Given data:
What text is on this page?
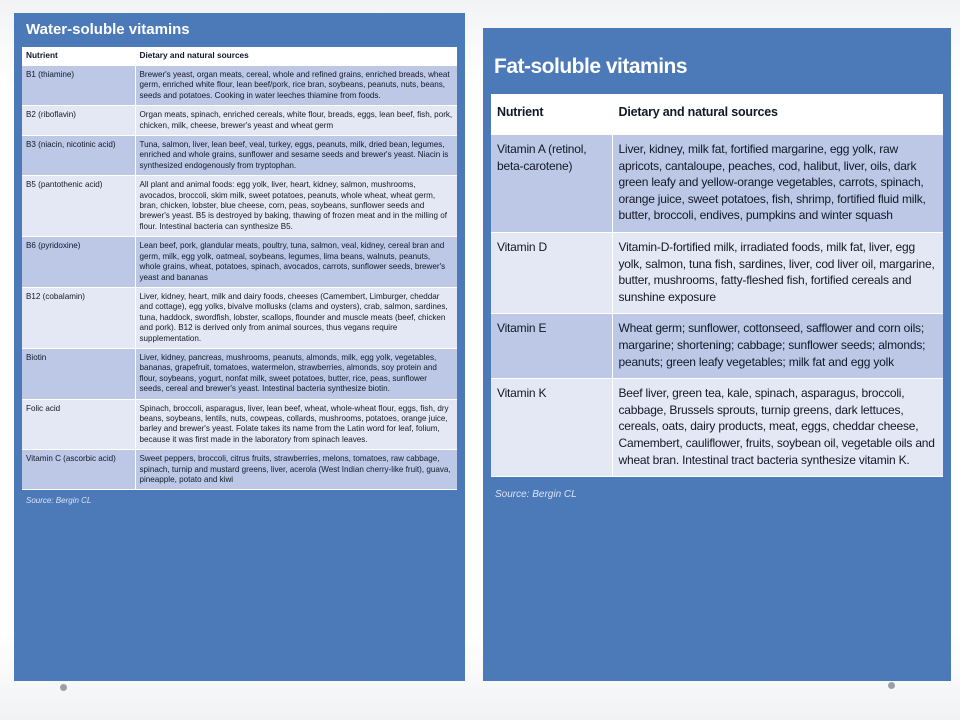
Water-soluble vitamins
Nutrient	Dietary and natural sources
B1 (thiamine)	Brewer's yeast, organ meats, cereal, whole and refined grains, enriched breads, wheat germ, enriched white flour, lean beef/pork, rice bran, soybeans, peanuts, nuts, beans, seeds and potatoes. Cooking in water leeches thiamine from foods.
B2 (riboflavin)	Organ meats, spinach, enriched cereals, white flour, breads, eggs, lean beef, fish, pork, chicken, milk, cheese, brewer's yeast and wheat germ
B3 (niacin, nicotinic acid)	Tuna, salmon, liver, lean beef, veal, turkey, eggs, peanuts, milk, dried bean, legumes, enriched and whole grains, sunflower and sesame seeds and brewer's yeast. Niacin is synthesized endogenously from tryptophan.
B5 (pantothenic acid)	All plant and animal foods: egg yolk, liver, heart, kidney, salmon, mushrooms, avocados, broccoli, skim milk, sweet potatoes, peanuts, whole wheat, wheat germ, bran, chicken, lobster, blue cheese, corn, peas, soybeans, sunflower seeds and brewer's yeast. B5 is destroyed by baking, thawing of frozen meat and in the milling of flour. Intestinal bacteria can synthesize B5.
B6 (pyridoxine)	Lean beef, pork, glandular meats, poultry, tuna, salmon, veal, kidney, cereal bran and germ, milk, egg yolk, oatmeal, soybeans, legumes, lima beans, walnuts, peanuts, whole grains, wheat, potatoes, spinach, avocados, carrots, sunflower seeds, brewer's yeast and bananas
B12 (cobalamin)	Liver, kidney, heart, milk and dairy foods, cheeses (Camembert, Limburger, cheddar and cottage), egg yolks, bivalve mollusks (clams and oysters), crab, salmon, sardines, tuna, haddock, swordfish, lobster, scallops, flounder and muscle meats (beef, chicken and pork). B12 is derived only from animal sources, thus vegans require supplementation.
Biotin	Liver, kidney, pancreas, mushrooms, peanuts, almonds, milk, egg yolk, vegetables, bananas, grapefruit, tomatoes, watermelon, strawberries, almonds, soy protein and flour, soybeans, yogurt, nonfat milk, sweet potatoes, butter, rice, peas, sunflower seeds, cereal and brewer's yeast. Intestinal bacteria synthesize biotin.
Folic acid	Spinach, broccoli, asparagus, liver, lean beef, wheat, whole-wheat flour, eggs, fish, dry beans, soybeans, lentils, nuts, cowpeas, collards, mushrooms, potatoes, orange juice, barley and brewer's yeast. Folate takes its name from the Latin word for leaf, folium, because it was first made in the laboratory from spinach leaves.
Vitamin C (ascorbic acid)	Sweet peppers, broccoli, citrus fruits, strawberries, melons, tomatoes, raw cabbage, spinach, turnip and mustard greens, liver, acerola (West Indian cherry-like fruit), guava, pineapple, potato and kiwi
Source: Bergin CL
Fat-soluble vitamins
Nutrient	Dietary and natural sources
Vitamin A (retinol, beta-carotene)	Liver, kidney, milk fat, fortified margarine, egg yolk, raw apricots, cantaloupe, peaches, cod, halibut, liver, oils, dark green leafy and yellow-orange vegetables, carrots, spinach, orange juice, sweet potatoes, fish, shrimp, fortified fluid milk, butter, broccoli, endives, pumpkins and winter squash
Vitamin D	Vitamin-D-fortified milk, irradiated foods, milk fat, liver, egg yolk, salmon, tuna fish, sardines, liver, cod liver oil, margarine, butter, mushrooms, fatty-fleshed fish, fortified cereals and sunshine exposure
Vitamin E	Wheat germ; sunflower, cottonseed, safflower and corn oils; margarine; shortening; cabbage; sunflower seeds; almonds; peanuts; green leafy vegetables; milk fat and egg yolk
Vitamin K	Beef liver, green tea, kale, spinach, asparagus, broccoli, cabbage, Brussels sprouts, turnip greens, dark lettuces, cereals, oats, dairy products, meat, eggs, cheddar cheese, Camembert, cauliflower, fruits, soybean oil, vegetable oils and wheat bran. Intestinal tract bacteria synthesize vitamin K.
Source: Bergin CL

Required action:
A faithful copy of each entry is required, and no picture may be carried into it.

Output of the task:
What text is on this page?
Water-soluble vitamins
Nutrient	Dietary and natural sources
B1 (thiamine)	Brewer's yeast, organ meats, cereal, whole and refined grains, enriched breads, wheat germ, enriched white flour, lean beef/pork, rice bran, soybeans, peanuts, nuts, beans, seeds and potatoes. Cooking in water leeches thiamine from foods.
B2 (riboflavin)	Organ meats, spinach, enriched cereals, white flour, breads, eggs, lean beef, fish, pork, chicken, milk, cheese, brewer's yeast and wheat germ
B3 (niacin, nicotinic acid)	Tuna, salmon, liver, lean beef, veal, turkey, eggs, peanuts, milk, dried bean, legumes, enriched and whole grains, sunflower and sesame seeds and brewer's yeast. Niacin is synthesized endogenously from tryptophan.
B5 (pantothenic acid)	All plant and animal foods: egg yolk, liver, heart, kidney, salmon, mushrooms, avocados, broccoli, skim milk, sweet potatoes, peanuts, whole wheat, wheat germ, bran, chicken, lobster, blue cheese, corn, peas, soybeans, sunflower seeds and brewer's yeast. B5 is destroyed by baking, thawing of frozen meat and in the milling of flour. Intestinal bacteria can synthesize B5.
B6 (pyridoxine)	Lean beef, pork, glandular meats, poultry, tuna, salmon, veal, kidney, cereal bran and germ, milk, egg yolk, oatmeal, soybeans, legumes, lima beans, walnuts, peanuts, whole grains, wheat, potatoes, spinach, avocados, carrots, sunflower seeds, brewer's yeast and bananas
B12 (cobalamin)	Liver, kidney, heart, milk and dairy foods, cheeses (Camembert, Limburger, cheddar and cottage), egg yolks, bivalve mollusks (clams and oysters), crab, salmon, sardines, tuna, haddock, swordfish, lobster, scallops, flounder and muscle meats (beef, chicken and pork). B12 is derived only from animal sources, thus vegans require supplementation.
Biotin	Liver, kidney, pancreas, mushrooms, peanuts, almonds, milk, egg yolk, vegetables, bananas, grapefruit, tomatoes, watermelon, strawberries, almonds, soy protein and flour, soybeans, yogurt, nonfat milk, sweet potatoes, butter, rice, peas, sunflower seeds, cereal and brewer's yeast. Intestinal bacteria synthesize biotin.
Folic acid	Spinach, broccoli, asparagus, liver, lean beef, wheat, whole-wheat flour, eggs, fish, dry beans, soybeans, lentils, nuts, cowpeas, collards, mushrooms, potatoes, orange juice, barley and brewer's yeast. Folate takes its name from the Latin word for leaf, folium, because it was first made in the laboratory from spinach leaves.
Vitamin C (ascorbic acid)	Sweet peppers, broccoli, citrus fruits, strawberries, melons, tomatoes, raw cabbage, spinach, turnip and mustard greens, liver, acerola (West Indian cherry-like fruit), guava, pineapple, potato and kiwi
Source: Bergin CL
Fat-soluble vitamins
Nutrient	Dietary and natural sources
Vitamin A (retinol, beta-carotene)	Liver, kidney, milk fat, fortified margarine, egg yolk, raw apricots, cantaloupe, peaches, cod, halibut, liver, oils, dark green leafy and yellow-orange vegetables, carrots, spinach, orange juice, sweet potatoes, fish, shrimp, fortified fluid milk, butter, broccoli, endives, pumpkins and winter squash
Vitamin D	Vitamin-D-fortified milk, irradiated foods, milk fat, liver, egg yolk, salmon, tuna fish, sardines, liver, cod liver oil, margarine, butter, mushrooms, fatty-fleshed fish, fortified cereals and sunshine exposure
Vitamin E	Wheat germ; sunflower, cottonseed, safflower and corn oils; margarine; shortening; cabbage; sunflower seeds; almonds; peanuts; green leafy vegetables; milk fat and egg yolk
Vitamin K	Beef liver, green tea, kale, spinach, asparagus, broccoli, cabbage, Brussels sprouts, turnip greens, dark lettuces, cereals, oats, dairy products, meat, eggs, cheddar cheese, Camembert, cauliflower, fruits, soybean oil, vegetable oils and wheat bran. Intestinal tract bacteria synthesize vitamin K.
Source: Bergin CL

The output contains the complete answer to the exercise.